— START Reading text —

Victoria’s radio interviews:

Are You Overly Involved In Your Adult Child’s Life?

Transcribed from my video at www.youtube.com/askvictoria.

Parents of adult children so often have a hard time letting go. Their expectations are dashed and they feel that they need to get in there and either save their adult kid or control the choices they make. The reality is that all this worry and control is making the parent lose site of their own life that they need to take care of.

I’d like to speak about parents being overly involved in their adult children’s relationships and in their lives. I get a lot of letters about parents concerned about their children who are no longer children but a man of 35 or a woman of 38. I letter about a woman of 30-something, addicted to drugs, and the writer didn’t want to see her on the street, asking what should I do? Or a gentleman emailed me a question about his son, and his wife is keeping him away from the family. Both extremely painful concepts. Number one, in both cases, the parents have no control over what their adult children are doing. Addiction is a terrible thing, and it is like a poison: anyone who touches it will be affected, so I know how hard it must be to imagine your daughter on the street. But I’m going to tell you, if you don’t put her on the street, you’re simply enabling her, and you’re giving her a place to use, and you are avoiding or staving off the bottom that she needs to hit in order for her to really wake up, on her own accord, whether she would like to be alive, on the planet, negotiating life, or not. And there’s nothing you can do, parent–hard as this is for me to say–to save her. You cannot save your addicted daughter. She has to save herself. The time for saving her was 0-10, 15 years old. She no longer needs saving. She needs to stand up and decide, I would like to be alive. I would like to be on the planet. I would like to experience life’s everythings.

— END Reading text —
— START Records provided —

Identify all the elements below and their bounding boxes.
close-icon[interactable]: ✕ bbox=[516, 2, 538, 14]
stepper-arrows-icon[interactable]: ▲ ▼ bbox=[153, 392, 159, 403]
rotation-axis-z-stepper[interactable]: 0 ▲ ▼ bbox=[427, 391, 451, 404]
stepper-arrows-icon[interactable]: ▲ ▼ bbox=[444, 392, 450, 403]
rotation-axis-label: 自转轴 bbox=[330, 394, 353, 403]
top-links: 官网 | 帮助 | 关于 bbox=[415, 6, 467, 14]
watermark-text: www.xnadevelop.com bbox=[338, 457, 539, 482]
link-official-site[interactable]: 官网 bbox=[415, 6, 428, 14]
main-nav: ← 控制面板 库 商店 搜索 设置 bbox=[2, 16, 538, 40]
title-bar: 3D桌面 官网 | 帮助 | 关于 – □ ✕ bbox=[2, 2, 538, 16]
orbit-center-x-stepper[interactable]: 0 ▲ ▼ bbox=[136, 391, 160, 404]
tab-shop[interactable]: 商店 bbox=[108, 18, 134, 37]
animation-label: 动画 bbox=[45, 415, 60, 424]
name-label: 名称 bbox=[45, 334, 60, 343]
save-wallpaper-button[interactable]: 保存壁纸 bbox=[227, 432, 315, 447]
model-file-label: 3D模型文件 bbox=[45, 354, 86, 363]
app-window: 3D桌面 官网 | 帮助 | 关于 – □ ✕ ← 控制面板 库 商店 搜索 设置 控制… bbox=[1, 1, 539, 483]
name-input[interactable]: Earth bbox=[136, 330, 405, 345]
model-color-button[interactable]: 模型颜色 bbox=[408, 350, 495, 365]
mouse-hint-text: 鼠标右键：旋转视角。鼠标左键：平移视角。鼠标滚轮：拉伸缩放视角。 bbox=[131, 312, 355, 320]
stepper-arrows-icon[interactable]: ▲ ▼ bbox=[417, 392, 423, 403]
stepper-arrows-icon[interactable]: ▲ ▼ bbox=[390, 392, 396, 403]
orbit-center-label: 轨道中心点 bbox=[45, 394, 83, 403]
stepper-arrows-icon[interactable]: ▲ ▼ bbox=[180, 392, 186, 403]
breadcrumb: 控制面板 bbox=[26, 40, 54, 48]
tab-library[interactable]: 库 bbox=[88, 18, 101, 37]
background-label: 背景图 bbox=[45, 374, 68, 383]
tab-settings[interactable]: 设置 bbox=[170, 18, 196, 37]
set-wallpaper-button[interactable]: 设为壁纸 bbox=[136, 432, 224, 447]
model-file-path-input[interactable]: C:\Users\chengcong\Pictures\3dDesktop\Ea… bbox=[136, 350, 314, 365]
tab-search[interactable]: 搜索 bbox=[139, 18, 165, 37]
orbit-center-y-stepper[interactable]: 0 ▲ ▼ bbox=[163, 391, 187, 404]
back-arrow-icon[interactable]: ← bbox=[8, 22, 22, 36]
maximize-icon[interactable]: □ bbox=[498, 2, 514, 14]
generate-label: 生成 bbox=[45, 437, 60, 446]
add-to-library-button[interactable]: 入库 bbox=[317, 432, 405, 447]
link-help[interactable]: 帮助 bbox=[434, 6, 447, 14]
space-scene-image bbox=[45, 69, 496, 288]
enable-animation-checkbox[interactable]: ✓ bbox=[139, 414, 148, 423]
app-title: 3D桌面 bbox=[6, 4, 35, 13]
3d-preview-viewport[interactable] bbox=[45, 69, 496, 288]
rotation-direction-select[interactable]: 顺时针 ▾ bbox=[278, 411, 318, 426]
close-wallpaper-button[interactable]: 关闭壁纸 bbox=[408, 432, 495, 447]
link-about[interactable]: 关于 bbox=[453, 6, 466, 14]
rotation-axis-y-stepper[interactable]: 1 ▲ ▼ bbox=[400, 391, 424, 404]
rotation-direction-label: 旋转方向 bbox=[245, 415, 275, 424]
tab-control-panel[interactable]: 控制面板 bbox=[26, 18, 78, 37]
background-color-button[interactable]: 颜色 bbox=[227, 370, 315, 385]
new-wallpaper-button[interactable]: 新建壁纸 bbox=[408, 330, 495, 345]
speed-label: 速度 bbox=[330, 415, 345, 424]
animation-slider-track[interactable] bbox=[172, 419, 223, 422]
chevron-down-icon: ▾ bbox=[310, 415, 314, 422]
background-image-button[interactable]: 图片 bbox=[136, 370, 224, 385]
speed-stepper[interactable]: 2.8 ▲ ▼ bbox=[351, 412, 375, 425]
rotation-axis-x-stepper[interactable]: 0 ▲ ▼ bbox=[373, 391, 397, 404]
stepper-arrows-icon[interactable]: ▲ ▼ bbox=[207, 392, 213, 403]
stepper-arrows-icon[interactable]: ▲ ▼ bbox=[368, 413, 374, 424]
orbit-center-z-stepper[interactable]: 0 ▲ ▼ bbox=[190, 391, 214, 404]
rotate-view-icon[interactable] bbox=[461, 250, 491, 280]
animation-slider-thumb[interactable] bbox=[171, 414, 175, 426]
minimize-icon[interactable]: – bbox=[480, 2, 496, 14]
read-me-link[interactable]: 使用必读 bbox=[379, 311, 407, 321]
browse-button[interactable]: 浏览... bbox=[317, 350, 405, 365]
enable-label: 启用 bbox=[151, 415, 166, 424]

— END Records provided —

> [Given exercise 1]:
Print the records word for word, beginning with their first line and stopping after the line that contains "rotation-axis-label: 自转轴 bbox=[330, 394, 353, 403]".
> [Given exercise 2]:
Carry on the piece about parents who are overly involved in their adult children's lives, starting right after its last sentence.
The text and the records were taken from unrelated sources.

> [Response 1]:
Identify all the elements below and their bounding boxes.
close-icon[interactable]: ✕ bbox=[516, 2, 538, 14]
stepper-arrows-icon[interactable]: ▲ ▼ bbox=[153, 392, 159, 403]
rotation-axis-z-stepper[interactable]: 0 ▲ ▼ bbox=[427, 391, 451, 404]
stepper-arrows-icon[interactable]: ▲ ▼ bbox=[444, 392, 450, 403]
rotation-axis-label: 自转轴 bbox=[330, 394, 353, 403]

> [Response 2]:
(2:14) The other gentleman who emailed me, whose son does not have a relationship with his family because apparently his wife is pulling him away from his family. Well hello! Isn’t he deciding to agree with this woman? Isn’t he saying, OK, I am not going to be in a relationship with my family because you, partner, have asked me. Father, you can’t change that. You can say, “Please have a relationship with me. Please do not stay away from me.” But there must be an agreement there, and there’s nothing you can do to control. And you can be as concerned as you want, but that concern and that worry are hurting you. So, parents who are overly concerned about their adult children, what they are doing is not taking care of their own lives. And they’re using their children as a way to avoid dealing with their own lives. I want you to deal with your own life.

(3:05) I want you to deal with your own life. I want you to get busy in your life, and then that will probably create less of a worry in your system, and when that worry is lower, you’re going to be happier in life. And you know, you don’t own those kids. You gave birth to them, you brought them to the planet, you gave them what you could, and the various things that you gave them they are now taking and making their own lives. So I’m stating the obvious, but I cannot tell you how many letters I’ve gotten about concerns over adult children, and I just want to say, you’re compromising your own ability to live and grow and experience your latter years. Take responsibility for your own life; let your adult kid do their thing. If it doesn’t measure up to your expectations, oh well. You don’t have a right to have expectations over anyone but yourself. I’m being harsh but I’m being absolutely in line with what I believe to be healthy and good.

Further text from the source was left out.